[Goal]
Without the pictures, reproduce the records that follow exactly.
** START OF Excerpted data **
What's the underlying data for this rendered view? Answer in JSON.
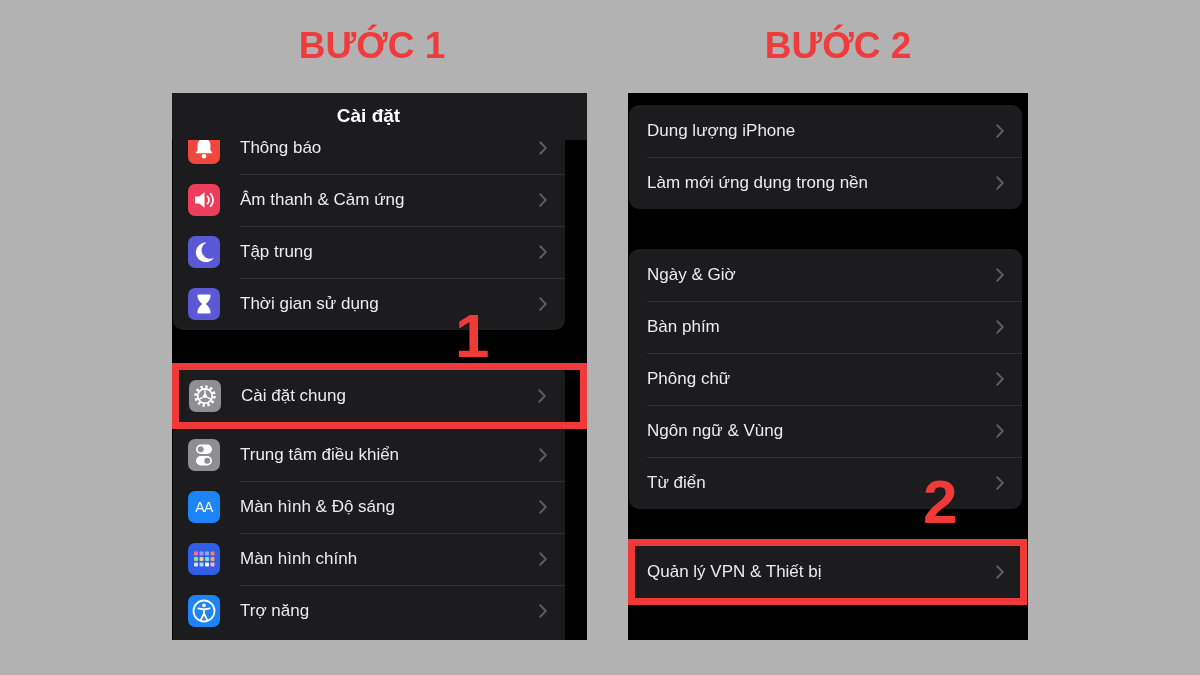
{
  "steps": [
    {
      "title": "BƯỚC 1",
      "callout": "1",
      "screen": {
        "header": "Cài đặt",
        "groups": [
          {
            "rows": [
              {
                "label": "Thông báo",
                "color": "#f0483e",
                "highlighted": false
              },
              {
                "label": "Âm thanh & Cảm ứng",
                "color": "#ee3d5c",
                "highlighted": false
              },
              {
                "label": "Tập trung",
                "color": "#5b58d6",
                "highlighted": false
              },
              {
                "label": "Thời gian sử dụng",
                "color": "#5b58d6",
                "highlighted": false
              }
            ]
          },
          {
            "rows": [
              {
                "label": "Cài đặt chung",
                "color": "#8e8e93",
                "highlighted": true
              },
              {
                "label": "Trung tâm điều khiển",
                "color": "#8e8e93",
                "highlighted": false
              },
              {
                "label": "Màn hình & Độ sáng",
                "color": "#1c84f6",
                "icon_text": "AA",
                "highlighted": false
              },
              {
                "label": "Màn hình chính",
                "color": "#2e5fe6",
                "highlighted": false
              },
              {
                "label": "Trợ năng",
                "color": "#1c84f6",
                "highlighted": false
              }
            ]
          }
        ]
      }
    },
    {
      "title": "BƯỚC 2",
      "callout": "2",
      "screen": {
        "groups": [
          {
            "rows": [
              {
                "label": "Dung lượng iPhone",
                "highlighted": false
              },
              {
                "label": "Làm mới ứng dụng trong nền",
                "highlighted": false
              }
            ]
          },
          {
            "rows": [
              {
                "label": "Ngày & Giờ",
                "highlighted": false
              },
              {
                "label": "Bàn phím",
                "highlighted": false
              },
              {
                "label": "Phông chữ",
                "highlighted": false
              },
              {
                "label": "Ngôn ngữ & Vùng",
                "highlighted": false
              },
              {
                "label": "Từ điển",
                "highlighted": false
              }
            ]
          },
          {
            "rows": [
              {
                "label": "Quản lý VPN & Thiết bị",
                "highlighted": true
              }
            ]
          }
        ]
      }
    }
  ]
}
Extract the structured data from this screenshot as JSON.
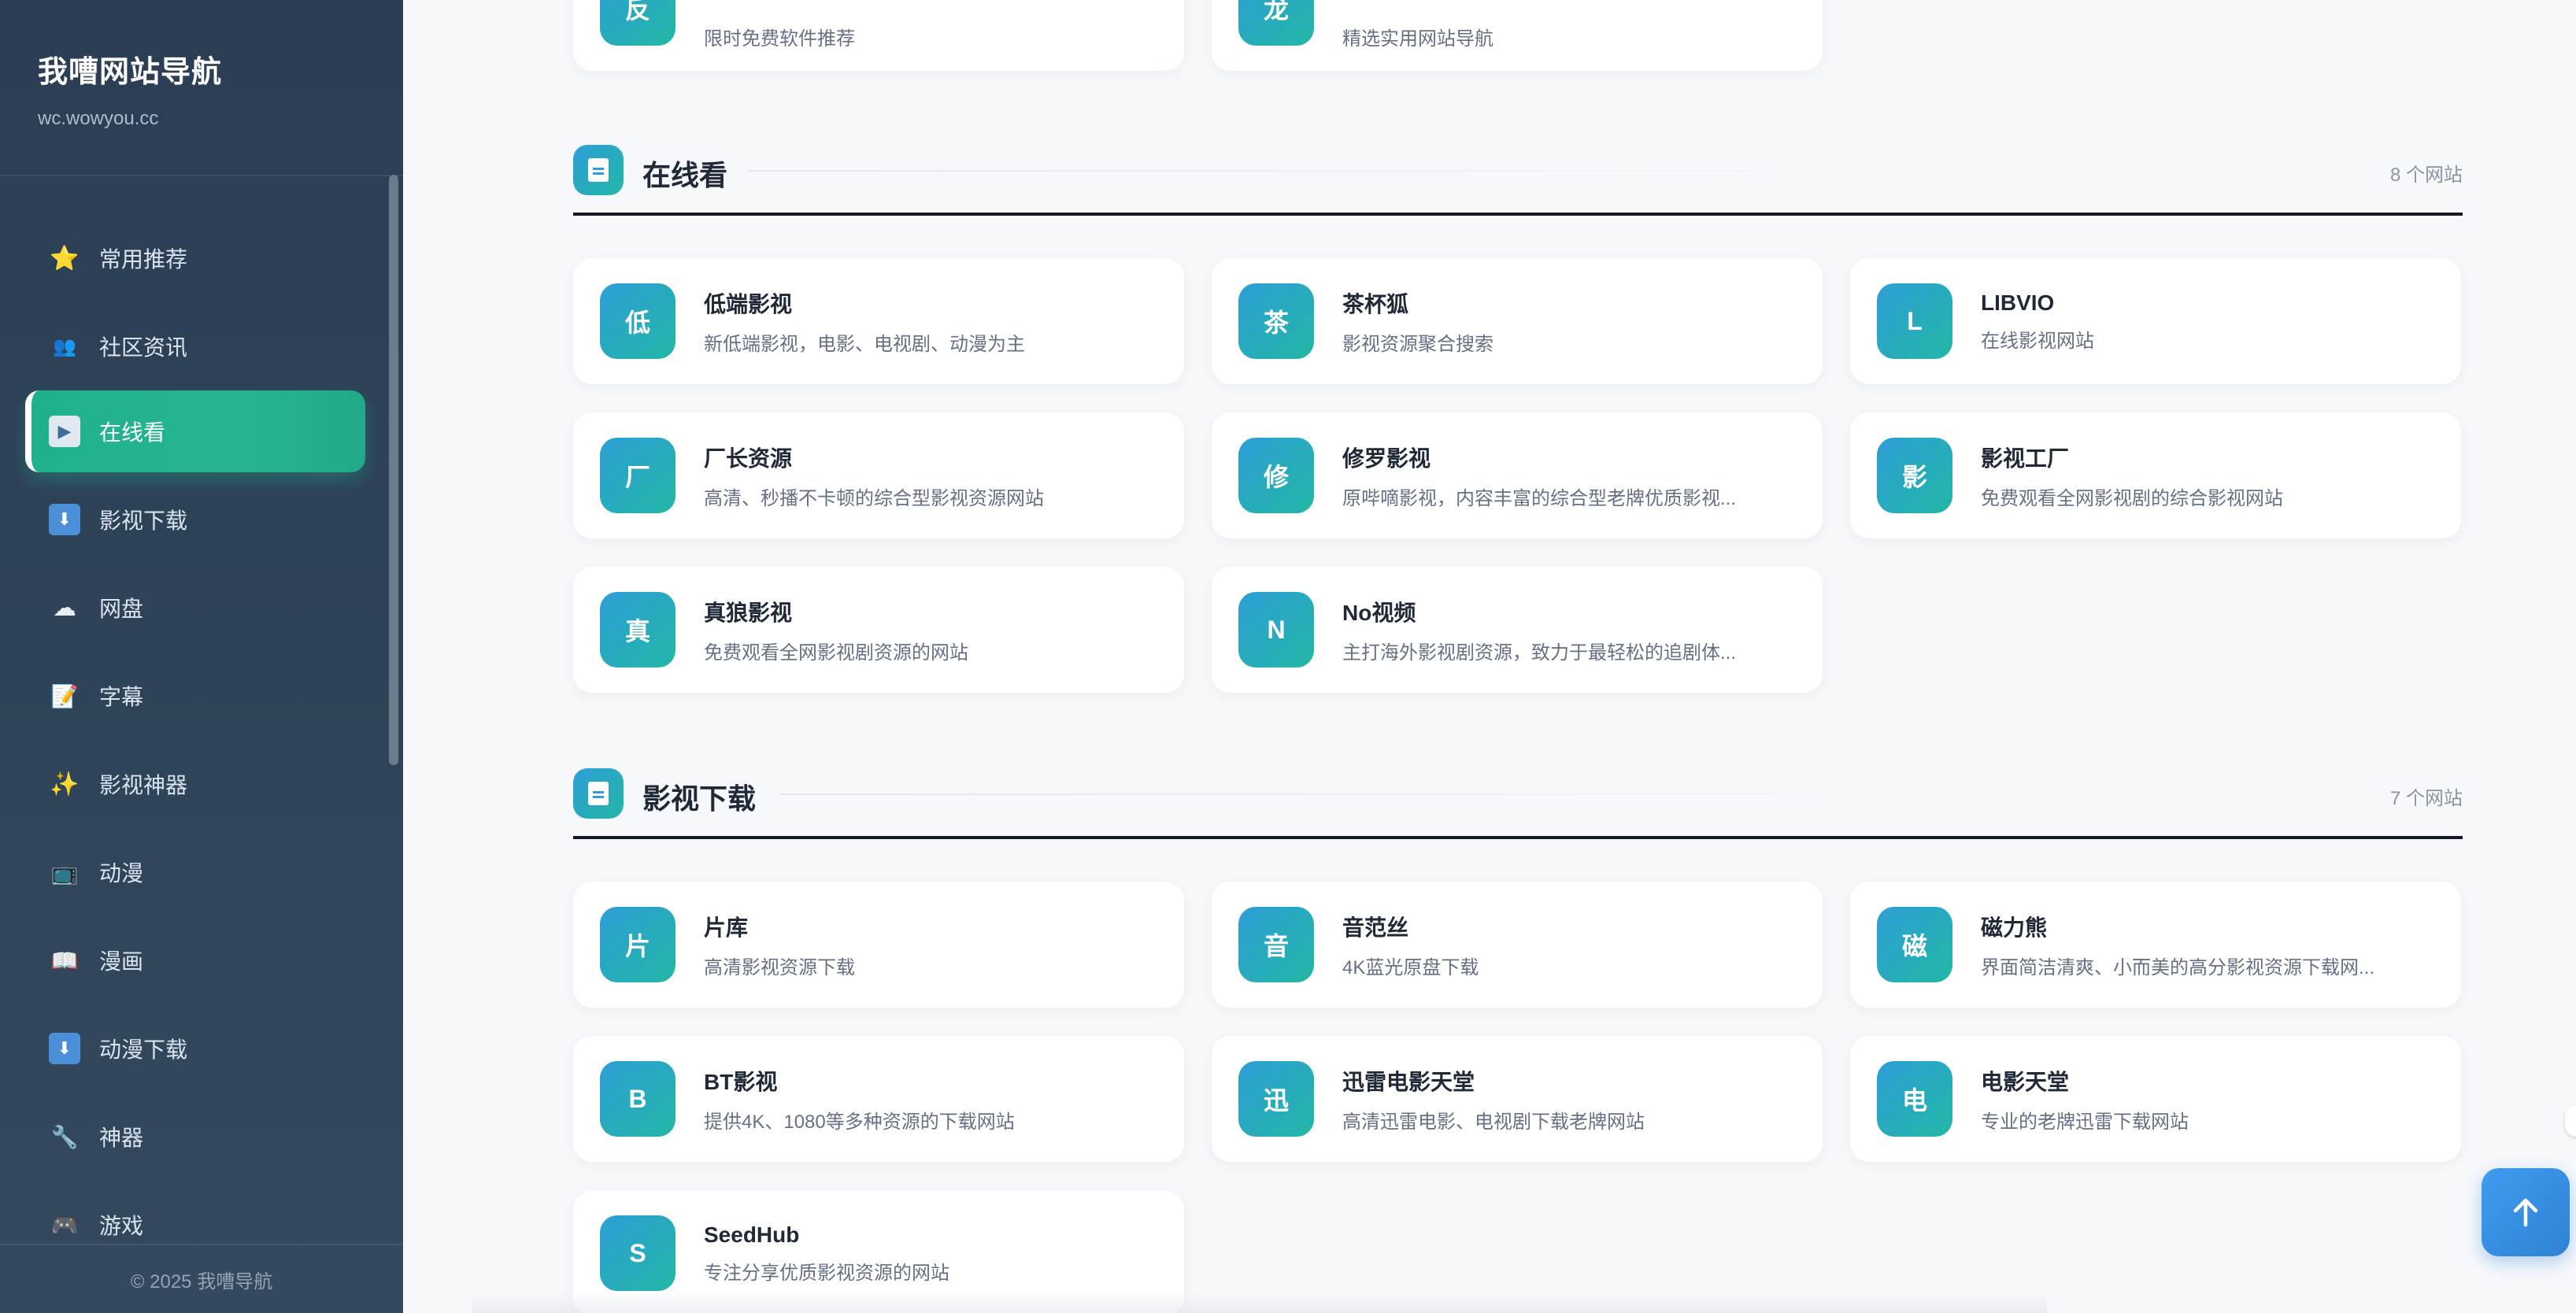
{
  "sidebar": {
    "title": "我嘈网站导航",
    "subtitle": "wc.wowyou.cc",
    "items": [
      {
        "icon": "star-icon",
        "glyph": "⭐",
        "label": "常用推荐"
      },
      {
        "icon": "people-icon",
        "glyph": "👥",
        "label": "社区资讯"
      },
      {
        "icon": "play-icon",
        "glyph": "▶",
        "label": "在线看",
        "active": true
      },
      {
        "icon": "download-icon",
        "glyph": "⬇",
        "label": "影视下载"
      },
      {
        "icon": "cloud-icon",
        "glyph": "☁",
        "label": "网盘"
      },
      {
        "icon": "memo-icon",
        "glyph": "📝",
        "label": "字幕"
      },
      {
        "icon": "sparkles-icon",
        "glyph": "✨",
        "label": "影视神器"
      },
      {
        "icon": "tv-icon",
        "glyph": "📺",
        "label": "动漫"
      },
      {
        "icon": "book-icon",
        "glyph": "📖",
        "label": "漫画"
      },
      {
        "icon": "download-icon",
        "glyph": "⬇",
        "label": "动漫下载"
      },
      {
        "icon": "wrench-icon",
        "glyph": "🔧",
        "label": "神器"
      },
      {
        "icon": "gamepad-icon",
        "glyph": "🎮",
        "label": "游戏"
      }
    ],
    "footer": "© 2025 我嘈导航"
  },
  "top_partial": [
    {
      "avatar": "反",
      "desc": "限时免费软件推荐"
    },
    {
      "avatar": "龙",
      "desc": "精选实用网站导航"
    }
  ],
  "sections": [
    {
      "title": "在线看",
      "count": "8 个网站",
      "cards": [
        {
          "avatar": "低",
          "title": "低端影视",
          "desc": "新低端影视，电影、电视剧、动漫为主"
        },
        {
          "avatar": "茶",
          "title": "茶杯狐",
          "desc": "影视资源聚合搜索"
        },
        {
          "avatar": "L",
          "title": "LIBVIO",
          "desc": "在线影视网站"
        },
        {
          "avatar": "厂",
          "title": "厂长资源",
          "desc": "高清、秒播不卡顿的综合型影视资源网站"
        },
        {
          "avatar": "修",
          "title": "修罗影视",
          "desc": "原哔嘀影视，内容丰富的综合型老牌优质影视..."
        },
        {
          "avatar": "影",
          "title": "影视工厂",
          "desc": "免费观看全网影视剧的综合影视网站"
        },
        {
          "avatar": "真",
          "title": "真狼影视",
          "desc": "免费观看全网影视剧资源的网站"
        },
        {
          "avatar": "N",
          "title": "No视频",
          "desc": "主打海外影视剧资源，致力于最轻松的追剧体..."
        }
      ]
    },
    {
      "title": "影视下载",
      "count": "7 个网站",
      "cards": [
        {
          "avatar": "片",
          "title": "片库",
          "desc": "高清影视资源下载"
        },
        {
          "avatar": "音",
          "title": "音范丝",
          "desc": "4K蓝光原盘下载"
        },
        {
          "avatar": "磁",
          "title": "磁力熊",
          "desc": "界面简洁清爽、小而美的高分影视资源下载网..."
        },
        {
          "avatar": "B",
          "title": "BT影视",
          "desc": "提供4K、1080等多种资源的下载网站"
        },
        {
          "avatar": "迅",
          "title": "迅雷电影天堂",
          "desc": "高清迅雷电影、电视剧下载老牌网站"
        },
        {
          "avatar": "电",
          "title": "电影天堂",
          "desc": "专业的老牌迅雷下载网站"
        },
        {
          "avatar": "S",
          "title": "SeedHub",
          "desc": "专注分享优质影视资源的网站"
        }
      ]
    }
  ],
  "back_to_top": {
    "icon": "arrow-up-icon"
  },
  "colors": {
    "sidebar_bg": "#2f4358",
    "active": "#1fb08d",
    "avatar_from": "#2e9ed6",
    "avatar_to": "#22b7a6",
    "top_button": "#3a92e6"
  }
}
** END OF Excerpted data **
[Correct answer]
What's the underlying data for this rendered view? Answer in JSON.
{
  "steps": [
    {
      "title": "BƯỚC 1",
      "callout": "1",
      "screen": {
        "header": "Cài đặt",
        "groups": [
          {
            "rows": [
              {
                "label": "Thông báo",
                "color": "#f0483e",
                "highlighted": false
              },
              {
                "label": "Âm thanh & Cảm ứng",
                "color": "#ee3d5c",
                "highlighted": false
              },
              {
                "label": "Tập trung",
                "color": "#5b58d6",
                "highlighted": false
              },
              {
                "label": "Thời gian sử dụng",
                "color": "#5b58d6",
                "highlighted": false
              }
            ]
          },
          {
            "rows": [
              {
                "label": "Cài đặt chung",
                "color": "#8e8e93",
                "highlighted": true
              },
              {
                "label": "Trung tâm điều khiển",
                "color": "#8e8e93",
                "highlighted": false
              },
              {
                "label": "Màn hình & Độ sáng",
                "color": "#1c84f6",
                "icon_text": "AA",
                "highlighted": false
              },
              {
                "label": "Màn hình chính",
                "color": "#2e5fe6",
                "highlighted": false
              },
              {
                "label": "Trợ năng",
                "color": "#1c84f6",
                "highlighted": false
              }
            ]
          }
        ]
      }
    },
    {
      "title": "BƯỚC 2",
      "callout": "2",
      "screen": {
        "groups": [
          {
            "rows": [
              {
                "label": "Dung lượng iPhone",
                "highlighted": false
              },
              {
                "label": "Làm mới ứng dụng trong nền",
                "highlighted": false
              }
            ]
          },
          {
            "rows": [
              {
                "label": "Ngày & Giờ",
                "highlighted": false
              },
              {
                "label": "Bàn phím",
                "highlighted": false
              },
              {
                "label": "Phông chữ",
                "highlighted": false
              },
              {
                "label": "Ngôn ngữ & Vùng",
                "highlighted": false
              },
              {
                "label": "Từ điển",
                "highlighted": false
              }
            ]
          },
          {
            "rows": [
              {
                "label": "Quản lý VPN & Thiết bị",
                "highlighted": true
              }
            ]
          }
        ]
      }
    }
  ]
}
Extract the structured data from this screenshot as JSON.
{
  "sidebar": {
    "title": "我嘈网站导航",
    "subtitle": "wc.wowyou.cc",
    "items": [
      {
        "icon": "star-icon",
        "glyph": "⭐",
        "label": "常用推荐"
      },
      {
        "icon": "people-icon",
        "glyph": "👥",
        "label": "社区资讯"
      },
      {
        "icon": "play-icon",
        "glyph": "▶",
        "label": "在线看",
        "active": true
      },
      {
        "icon": "download-icon",
        "glyph": "⬇",
        "label": "影视下载"
      },
      {
        "icon": "cloud-icon",
        "glyph": "☁",
        "label": "网盘"
      },
      {
        "icon": "memo-icon",
        "glyph": "📝",
        "label": "字幕"
      },
      {
        "icon": "sparkles-icon",
        "glyph": "✨",
        "label": "影视神器"
      },
      {
        "icon": "tv-icon",
        "glyph": "📺",
        "label": "动漫"
      },
      {
        "icon": "book-icon",
        "glyph": "📖",
        "label": "漫画"
      },
      {
        "icon": "download-icon",
        "glyph": "⬇",
        "label": "动漫下载"
      },
      {
        "icon": "wrench-icon",
        "glyph": "🔧",
        "label": "神器"
      },
      {
        "icon": "gamepad-icon",
        "glyph": "🎮",
        "label": "游戏"
      }
    ],
    "footer": "© 2025 我嘈导航"
  },
  "top_partial": [
    {
      "avatar": "反",
      "desc": "限时免费软件推荐"
    },
    {
      "avatar": "龙",
      "desc": "精选实用网站导航"
    }
  ],
  "sections": [
    {
      "title": "在线看",
      "count": "8 个网站",
      "cards": [
        {
          "avatar": "低",
          "title": "低端影视",
          "desc": "新低端影视，电影、电视剧、动漫为主"
        },
        {
          "avatar": "茶",
          "title": "茶杯狐",
          "desc": "影视资源聚合搜索"
        },
        {
          "avatar": "L",
          "title": "LIBVIO",
          "desc": "在线影视网站"
        },
        {
          "avatar": "厂",
          "title": "厂长资源",
          "desc": "高清、秒播不卡顿的综合型影视资源网站"
        },
        {
          "avatar": "修",
          "title": "修罗影视",
          "desc": "原哔嘀影视，内容丰富的综合型老牌优质影视..."
        },
        {
          "avatar": "影",
          "title": "影视工厂",
          "desc": "免费观看全网影视剧的综合影视网站"
        },
        {
          "avatar": "真",
          "title": "真狼影视",
          "desc": "免费观看全网影视剧资源的网站"
        },
        {
          "avatar": "N",
          "title": "No视频",
          "desc": "主打海外影视剧资源，致力于最轻松的追剧体..."
        }
      ]
    },
    {
      "title": "影视下载",
      "count": "7 个网站",
      "cards": [
        {
          "avatar": "片",
          "title": "片库",
          "desc": "高清影视资源下载"
        },
        {
          "avatar": "音",
          "title": "音范丝",
          "desc": "4K蓝光原盘下载"
        },
        {
          "avatar": "磁",
          "title": "磁力熊",
          "desc": "界面简洁清爽、小而美的高分影视资源下载网..."
        },
        {
          "avatar": "B",
          "title": "BT影视",
          "desc": "提供4K、1080等多种资源的下载网站"
        },
        {
          "avatar": "迅",
          "title": "迅雷电影天堂",
          "desc": "高清迅雷电影、电视剧下载老牌网站"
        },
        {
          "avatar": "电",
          "title": "电影天堂",
          "desc": "专业的老牌迅雷下载网站"
        },
        {
          "avatar": "S",
          "title": "SeedHub",
          "desc": "专注分享优质影视资源的网站"
        }
      ]
    }
  ],
  "back_to_top": {
    "icon": "arrow-up-icon"
  },
  "colors": {
    "sidebar_bg": "#2f4358",
    "active": "#1fb08d",
    "avatar_from": "#2e9ed6",
    "avatar_to": "#22b7a6",
    "top_button": "#3a92e6"
  }
}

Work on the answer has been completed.